| Task details |
Set out each line from the following listing that includes the word "market".

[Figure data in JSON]

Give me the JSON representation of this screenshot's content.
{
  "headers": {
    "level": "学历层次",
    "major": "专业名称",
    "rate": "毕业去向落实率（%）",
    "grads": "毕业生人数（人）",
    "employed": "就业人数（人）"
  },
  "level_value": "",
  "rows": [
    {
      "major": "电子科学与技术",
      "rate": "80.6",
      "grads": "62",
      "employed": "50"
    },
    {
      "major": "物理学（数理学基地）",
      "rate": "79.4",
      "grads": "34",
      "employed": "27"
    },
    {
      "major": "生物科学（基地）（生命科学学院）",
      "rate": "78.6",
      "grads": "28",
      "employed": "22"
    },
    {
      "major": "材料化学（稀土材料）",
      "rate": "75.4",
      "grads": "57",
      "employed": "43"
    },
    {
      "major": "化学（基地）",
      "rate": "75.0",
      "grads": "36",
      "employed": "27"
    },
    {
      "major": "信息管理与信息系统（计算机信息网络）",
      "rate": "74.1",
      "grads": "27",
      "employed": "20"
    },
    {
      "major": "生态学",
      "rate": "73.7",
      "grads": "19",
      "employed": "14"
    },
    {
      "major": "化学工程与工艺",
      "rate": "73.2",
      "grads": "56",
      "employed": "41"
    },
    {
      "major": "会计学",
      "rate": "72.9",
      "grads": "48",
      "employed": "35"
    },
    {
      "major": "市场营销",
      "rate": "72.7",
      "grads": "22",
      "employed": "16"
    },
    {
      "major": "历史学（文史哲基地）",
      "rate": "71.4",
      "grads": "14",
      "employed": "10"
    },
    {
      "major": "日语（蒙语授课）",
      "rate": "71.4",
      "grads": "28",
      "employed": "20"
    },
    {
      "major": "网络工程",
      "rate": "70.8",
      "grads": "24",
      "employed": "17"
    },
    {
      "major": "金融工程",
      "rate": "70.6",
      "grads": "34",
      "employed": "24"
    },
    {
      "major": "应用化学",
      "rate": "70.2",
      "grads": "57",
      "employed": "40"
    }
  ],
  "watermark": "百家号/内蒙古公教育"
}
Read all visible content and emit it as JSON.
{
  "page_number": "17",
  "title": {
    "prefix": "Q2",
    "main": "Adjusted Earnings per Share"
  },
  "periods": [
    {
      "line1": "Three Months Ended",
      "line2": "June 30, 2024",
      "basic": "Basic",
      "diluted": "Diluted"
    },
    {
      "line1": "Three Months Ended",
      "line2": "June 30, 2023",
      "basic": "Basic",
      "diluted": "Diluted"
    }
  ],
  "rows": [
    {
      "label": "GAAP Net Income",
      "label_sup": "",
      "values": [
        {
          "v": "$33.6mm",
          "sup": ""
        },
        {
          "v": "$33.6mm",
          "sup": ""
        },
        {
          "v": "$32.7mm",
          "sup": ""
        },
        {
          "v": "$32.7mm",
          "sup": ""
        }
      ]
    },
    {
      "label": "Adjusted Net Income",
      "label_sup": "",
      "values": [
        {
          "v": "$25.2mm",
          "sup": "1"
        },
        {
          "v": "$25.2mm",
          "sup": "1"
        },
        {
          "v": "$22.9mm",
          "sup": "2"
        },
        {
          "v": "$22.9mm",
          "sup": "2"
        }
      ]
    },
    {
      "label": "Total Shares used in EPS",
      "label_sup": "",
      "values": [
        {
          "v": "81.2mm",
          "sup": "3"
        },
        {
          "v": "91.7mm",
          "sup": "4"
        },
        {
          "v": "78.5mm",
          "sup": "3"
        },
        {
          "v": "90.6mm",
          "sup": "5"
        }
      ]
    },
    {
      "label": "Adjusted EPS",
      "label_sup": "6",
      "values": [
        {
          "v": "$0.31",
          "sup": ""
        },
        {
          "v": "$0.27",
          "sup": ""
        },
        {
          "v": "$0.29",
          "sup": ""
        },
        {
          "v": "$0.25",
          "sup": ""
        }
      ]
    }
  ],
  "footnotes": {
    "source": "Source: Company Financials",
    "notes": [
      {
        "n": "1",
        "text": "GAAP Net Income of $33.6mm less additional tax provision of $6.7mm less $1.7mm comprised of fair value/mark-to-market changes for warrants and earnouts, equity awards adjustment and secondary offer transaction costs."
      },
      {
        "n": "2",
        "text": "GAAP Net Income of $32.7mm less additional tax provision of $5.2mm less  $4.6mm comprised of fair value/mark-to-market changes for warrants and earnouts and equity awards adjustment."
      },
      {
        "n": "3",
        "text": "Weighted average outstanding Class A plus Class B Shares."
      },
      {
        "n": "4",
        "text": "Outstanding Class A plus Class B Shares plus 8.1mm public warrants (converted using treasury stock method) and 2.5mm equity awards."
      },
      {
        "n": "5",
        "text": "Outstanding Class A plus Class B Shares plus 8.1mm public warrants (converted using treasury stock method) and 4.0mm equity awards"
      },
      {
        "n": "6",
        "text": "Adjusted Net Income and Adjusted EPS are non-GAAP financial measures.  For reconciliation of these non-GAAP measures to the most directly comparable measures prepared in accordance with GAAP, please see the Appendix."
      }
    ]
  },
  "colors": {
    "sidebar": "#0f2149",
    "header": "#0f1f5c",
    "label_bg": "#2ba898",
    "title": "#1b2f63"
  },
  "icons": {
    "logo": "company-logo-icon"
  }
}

---

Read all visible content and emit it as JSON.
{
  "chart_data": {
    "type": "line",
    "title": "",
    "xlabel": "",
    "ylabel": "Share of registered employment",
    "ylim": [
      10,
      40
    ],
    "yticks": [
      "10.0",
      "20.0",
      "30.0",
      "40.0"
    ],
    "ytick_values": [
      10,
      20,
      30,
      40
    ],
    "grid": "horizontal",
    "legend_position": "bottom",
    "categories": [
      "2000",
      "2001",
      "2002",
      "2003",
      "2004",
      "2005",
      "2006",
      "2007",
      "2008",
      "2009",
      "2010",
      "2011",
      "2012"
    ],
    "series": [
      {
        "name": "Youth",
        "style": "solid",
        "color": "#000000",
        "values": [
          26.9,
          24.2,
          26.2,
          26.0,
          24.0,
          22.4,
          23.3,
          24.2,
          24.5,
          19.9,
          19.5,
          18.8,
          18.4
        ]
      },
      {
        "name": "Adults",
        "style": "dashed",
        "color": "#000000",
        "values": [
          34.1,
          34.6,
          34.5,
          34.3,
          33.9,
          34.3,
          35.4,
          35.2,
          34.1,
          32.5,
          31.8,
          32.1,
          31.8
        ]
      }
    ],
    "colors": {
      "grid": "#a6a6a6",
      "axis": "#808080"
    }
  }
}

| Response |
        "text": "GAAP Net Income of $33.6mm less additional tax provision of $6.7mm less $1.7mm comprised of fair value/mark-to-market changes for warrants and earnouts, equity awards adjustment and secondary offer transaction costs."
        "text": "GAAP Net Income of $32.7mm less additional tax provision of $5.2mm less  $4.6mm comprised of fair value/mark-to-market changes for warrants and earnouts and equity awards adjustment."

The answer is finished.